Every line holding the string "Погарский" should be gathered.
═══ Given data ═══
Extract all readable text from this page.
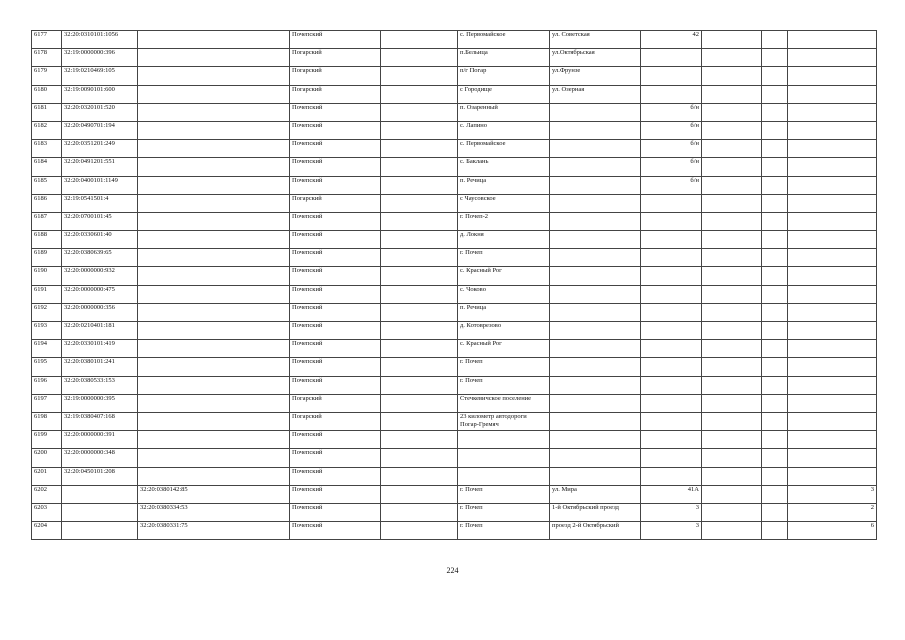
6177	32:20:0310101:1056		Почепский		с. Первомайское	ул. Советская	42			
6178	32:19:0000000:396		Погарский		п.Бельица	ул.Октябрьская				
6179	32:19:0210469:105		Погарский		п/г Погар	ул.Фрунзе				
6180	32:19:0090101:600		Погарский		с Городище	ул. Озерная				
6181	32:20:0320101:520		Почепский		п. Озаренный		б/н			
6182	32:20:0490701:194		Почепский		с. Лапино		б/н			
6183	32:20:0351201:249		Почепский		с. Первомайское		б/н			
6184	32:20:0491201:551		Почепский		с. Баклань		б/н			
6185	32:20:0400101:1149		Почепский		п. Речица		б/н			
6186	32:19:0541501:4		Погарский		с Чаусовское					
6187	32:20:0700101:45		Почепский		г. Почеп-2					
6188	32:20:0330601:40		Почепский		д. Локня					
6189	32:20:0380639:65		Почепский		г. Почеп					
6190	32:20:0000000:932		Почепский		с. Красный Рог					
6191	32:20:0000000:475		Почепский		с. Чоково					
6192	32:20:0000000:356		Почепский		п. Речица					
6193	32:20:0210401:181		Почепский		д. Котоврезово					
6194	32:20:0330101:419		Почепский		с. Красный Рог					
6195	32:20:0380101:241		Почепский		г. Почеп					
6196	32:20:0380533:153		Почепский		г. Почеп					
6197	32:19:0000000:395		Погарский		Стечкевичское поселение					
6198	32:19:0380407:168		Погарский		23 километр автодороги Погар-Гремяч					
6199	32:20:0000000:391		Почепский							
6200	32:20:0000000:348		Почепский							
6201	32:20:0450101:208		Почепский							
6202		32:20:0380142:85	Почепский		г. Почеп	ул. Мира	41А			3
6203		32:20:0380334:53	Почепский		г. Почеп	1-й Октябрьский проезд	3			2
6204		32:20:0380331:75	Почепский		г. Почеп	проезд 2-й Октябрьский	3			6
224
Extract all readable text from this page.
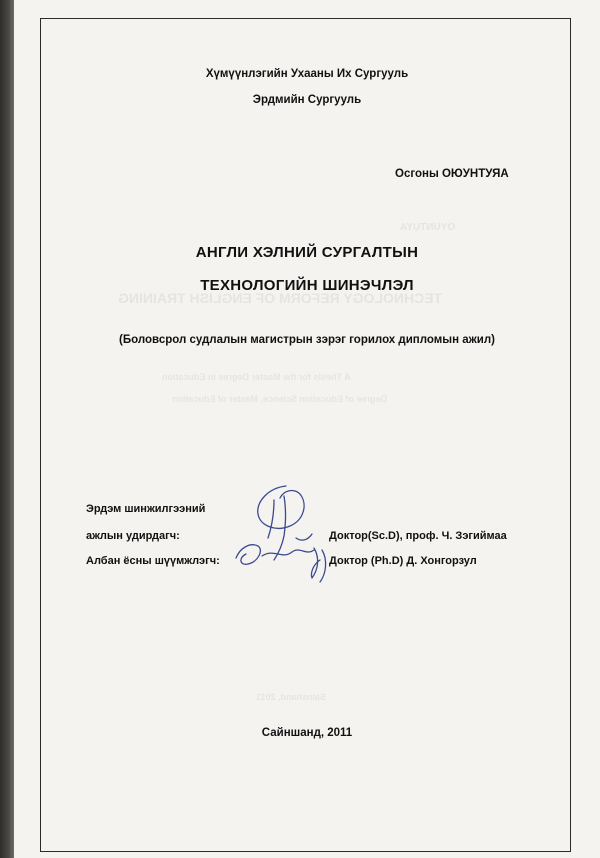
OYUNTUYA
TECHNOLOGY REFORM OF ENGLISH TRAINING
A Thesis for the Master Degree in Education
Degree of Education Science, Master of Education
Sainshand, 2011
Хүмүүнлэгийн Ухааны Их Сургууль
Эрдмийн Сургууль
Осгоны ОЮУНТУЯА
АНГЛИ ХЭЛНИЙ СУРГАЛТЫН
ТЕХНОЛОГИЙН ШИНЭЧЛЭЛ
(Боловсрол судлалын магистрын зэрэг горилох дипломын ажил)
Эрдэм шинжилгээний
ажлын удирдагч:	Доктор(Sc.D), проф. Ч. Зэгиймаа
Албан ёсны шүүмжлэгч:	Доктор (Ph.D) Д. Хонгорзул
Сайншанд, 2011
═══
• _Written solution_
6178	32:19:0000000:396		Погарский		п.Бельица	ул.Октябрьская				
6179	32:19:0210469:105		Погарский		п/г Погар	ул.Фрунзе				
6180	32:19:0090101:600		Погарский		с Городище	ул. Озерная				
6186	32:19:0541501:4		Погарский		с Чаусовское					
6197	32:19:0000000:395		Погарский		Стечкевичское поселение					
6198	32:19:0380407:168		Погарский		23 километр автодороги Погар-Гремяч					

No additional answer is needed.